Source excerpt
::::

Why flotec? Cause that's the **** my store sold. Why would I work someplace that sells ****? Cause they paid me a good chunk of change to install it.


----------



## Mississippiplum (Sep 30, 2011)

G&E said:


> Why flotec? Cause that's the **** my store sold. Why would I work someplace that sells ****? Cause they paid me a good chunk of change to install it.


No need to get upset, it's just that those pumps are cheaply made and we replace them quite a bit here.

sent from the jobsite porta-potty


----------



## UN1TED-WE-PLUMB (Oct 3, 2012)

G&E said:


> Why flotec? Cause that's the **** my store sold. Why would I work someplace that sells ****? Cause they paid me a good chunk of change to install it.



What supply house sells Flotech? News to me...


----------



## OldSchool (Jan 30, 2010)

G&E said:


> Why flotec? Cause that's the **** my store sold. Why would I work someplace that sells ****? Cause they paid me a good chunk of change to install it.


Only problem is you have to go back and reinstall it like it was built to be installed...

Now you just worked for half the amount you originally though you made


----------



## Mississippiplum (Sep 30, 2011)

UN1TED-WE-PLUMB said:


> What supply house sells Flotech? News to me...


:laughing: :laughing: my thoughts exactly

sent from the jobsite porta-potty


----------



## Mississippiplum (Sep 30, 2011)

I like to hang my j-pumps from the ceiling with some all thread :laughing:

sent from the jobsite porta-potty


----------



## rjbphd (Feb 5, 2010)

Sorry guys... til I'm proven wrong..


----------



## rjbphd (Feb 5, 2010)

::::

Required task 1
Reproduce a passage from the Flotec pump forum thread. Begin at the words "No need to get" and stop after "(Oct 3, 2012)".
Required task 2
In the Flotec pump forum thread, where does Mississippiplum say they like to hang j-pumps?
Required task 3
Extend the Flotec pump forum thread from the point where it stops.
These records have no connection to the Flotec pump forum thread.

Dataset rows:
::::

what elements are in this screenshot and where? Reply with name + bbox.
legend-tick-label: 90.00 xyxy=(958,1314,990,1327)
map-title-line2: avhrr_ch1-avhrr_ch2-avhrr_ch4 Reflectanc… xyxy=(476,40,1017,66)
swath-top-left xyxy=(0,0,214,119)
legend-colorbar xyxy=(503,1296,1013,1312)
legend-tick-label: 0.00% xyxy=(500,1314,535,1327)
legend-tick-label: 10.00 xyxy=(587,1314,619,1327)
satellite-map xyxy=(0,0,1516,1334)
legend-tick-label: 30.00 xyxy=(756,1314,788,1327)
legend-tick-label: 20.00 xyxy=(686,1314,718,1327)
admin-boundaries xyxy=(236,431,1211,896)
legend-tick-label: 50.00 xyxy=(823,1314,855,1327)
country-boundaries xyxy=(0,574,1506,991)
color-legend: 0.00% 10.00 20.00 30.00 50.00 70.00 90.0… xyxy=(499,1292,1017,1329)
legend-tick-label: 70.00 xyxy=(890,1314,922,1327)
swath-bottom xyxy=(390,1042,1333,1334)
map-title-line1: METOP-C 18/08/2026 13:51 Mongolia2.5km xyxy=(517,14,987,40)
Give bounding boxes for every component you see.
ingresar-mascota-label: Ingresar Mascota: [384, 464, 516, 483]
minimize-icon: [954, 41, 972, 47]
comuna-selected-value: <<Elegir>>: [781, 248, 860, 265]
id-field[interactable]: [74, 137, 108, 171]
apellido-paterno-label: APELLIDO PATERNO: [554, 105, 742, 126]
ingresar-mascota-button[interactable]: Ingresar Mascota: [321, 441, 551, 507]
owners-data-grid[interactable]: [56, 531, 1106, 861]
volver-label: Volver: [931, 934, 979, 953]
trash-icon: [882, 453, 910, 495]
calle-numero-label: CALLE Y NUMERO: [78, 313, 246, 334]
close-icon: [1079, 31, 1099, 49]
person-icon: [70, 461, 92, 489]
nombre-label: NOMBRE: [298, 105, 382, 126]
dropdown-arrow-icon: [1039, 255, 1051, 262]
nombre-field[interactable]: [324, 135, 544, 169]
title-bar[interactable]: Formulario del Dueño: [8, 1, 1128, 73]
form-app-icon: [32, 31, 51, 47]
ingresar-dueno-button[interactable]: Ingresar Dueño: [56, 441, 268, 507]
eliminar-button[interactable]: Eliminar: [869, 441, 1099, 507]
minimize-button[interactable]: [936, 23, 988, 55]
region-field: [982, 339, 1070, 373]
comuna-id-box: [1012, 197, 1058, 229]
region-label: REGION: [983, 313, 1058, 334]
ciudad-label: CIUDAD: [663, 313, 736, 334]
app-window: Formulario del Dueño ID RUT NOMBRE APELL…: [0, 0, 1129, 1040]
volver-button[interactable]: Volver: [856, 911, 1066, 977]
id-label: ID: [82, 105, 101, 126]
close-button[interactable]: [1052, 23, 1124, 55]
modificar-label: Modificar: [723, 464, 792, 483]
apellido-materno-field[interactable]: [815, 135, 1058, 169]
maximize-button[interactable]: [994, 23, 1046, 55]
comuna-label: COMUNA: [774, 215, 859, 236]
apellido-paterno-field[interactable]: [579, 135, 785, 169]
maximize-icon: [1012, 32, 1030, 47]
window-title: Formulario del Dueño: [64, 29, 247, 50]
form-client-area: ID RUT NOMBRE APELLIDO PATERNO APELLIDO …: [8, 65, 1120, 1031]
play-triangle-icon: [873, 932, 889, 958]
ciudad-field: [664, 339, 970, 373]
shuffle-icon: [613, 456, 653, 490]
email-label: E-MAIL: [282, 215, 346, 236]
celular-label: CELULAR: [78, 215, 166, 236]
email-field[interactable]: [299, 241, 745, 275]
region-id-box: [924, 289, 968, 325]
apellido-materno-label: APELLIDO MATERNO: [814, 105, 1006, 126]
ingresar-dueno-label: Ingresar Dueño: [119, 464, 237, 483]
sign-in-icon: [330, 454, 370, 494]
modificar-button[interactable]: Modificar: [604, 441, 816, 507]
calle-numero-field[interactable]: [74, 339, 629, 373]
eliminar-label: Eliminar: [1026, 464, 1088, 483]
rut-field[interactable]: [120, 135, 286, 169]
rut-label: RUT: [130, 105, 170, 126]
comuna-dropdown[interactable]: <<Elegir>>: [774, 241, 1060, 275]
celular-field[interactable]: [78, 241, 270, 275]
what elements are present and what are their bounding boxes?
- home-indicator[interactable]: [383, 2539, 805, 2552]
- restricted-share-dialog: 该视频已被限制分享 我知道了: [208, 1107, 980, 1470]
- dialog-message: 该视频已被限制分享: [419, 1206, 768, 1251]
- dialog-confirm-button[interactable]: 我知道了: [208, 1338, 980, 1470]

::::

Expected answer 1
No need to get upset, it's just that those pumps are cheaply made and we replace them quite a bit here.

sent from the jobsite porta-potty


----------



## UN1TED-WE-PLUMB (Oct 3, 2012)

Expected answer 2
From the ceiling, with some all thread.

Expected answer 3
You sell Flotech craps???? Only thing good about it that its keep me busy replacing them..


----------



## beachplumber (Feb 7, 2010)

UN1TED-WE-PLUMB said:


> What supply house sells Flotech? News to me...


Ferguson? Evr heard of them.


----------



## beachplumber (Feb 7, 2010)

I have always beleived a.o. smith makes flo tek. I beleive they make sta right as well.

Not all flo tech have plastic nose. This I KNOW.

PLS FACT CHECK!


----------



## ZL700 (Dec 8, 2009)

Flotec products is the hardware store line by Pentair
The well pump, pool & spa, filtration co.

Tyco is a major shareholder of Pentair


----------



## beachplumber (Feb 7, 2010)

? Am i wrong?


----------



## UN1TED-WE-PLUMB (Oct 3, 2012)

beachplumber said:


> ? Am i wrong?




Not sure about your area but around here I have never seen them in ferg.


----------



## Redwood (Sep 8, 2008)

Flo-tech...

Homer Supply sells the crap out of them around here... :thumbup:


----------



## Bill (Jun 17, 2008)

Why not use a submersible?


----------



## OldSchool (Jan 30, 2010)

Bill said:


> Why not use a submersible?


Because it can't fit down the 1 1/4" poly pipe

More than likely it's not a drilled well


----------



## UN1TED-WE-PLUMB (Oct 3, 2012)

beachplumber said:


> ? Am i wrong?




Not sure... I stay away from brands like that. I know I replace a ton of flotech sump pumps.


----------



## ZL700 (Dec 8, 2009)

beachplumber said:


> ? Am i wrong?


I think so

I signed on to my fergie account, could not find any Flotec items.

Perhaps you saw thier proflo pumps?


----------



## MarkToo (Dec 17, 2011)

OldSchool said:


> Your right ... Any time I have been at HD I have never seen any licensed plumbers



You're right. I've never seen any licensed plumbers there either.

LOL



Orientation can be critical to pumps. The instructions will always clearly state the acceptable mounting orientations.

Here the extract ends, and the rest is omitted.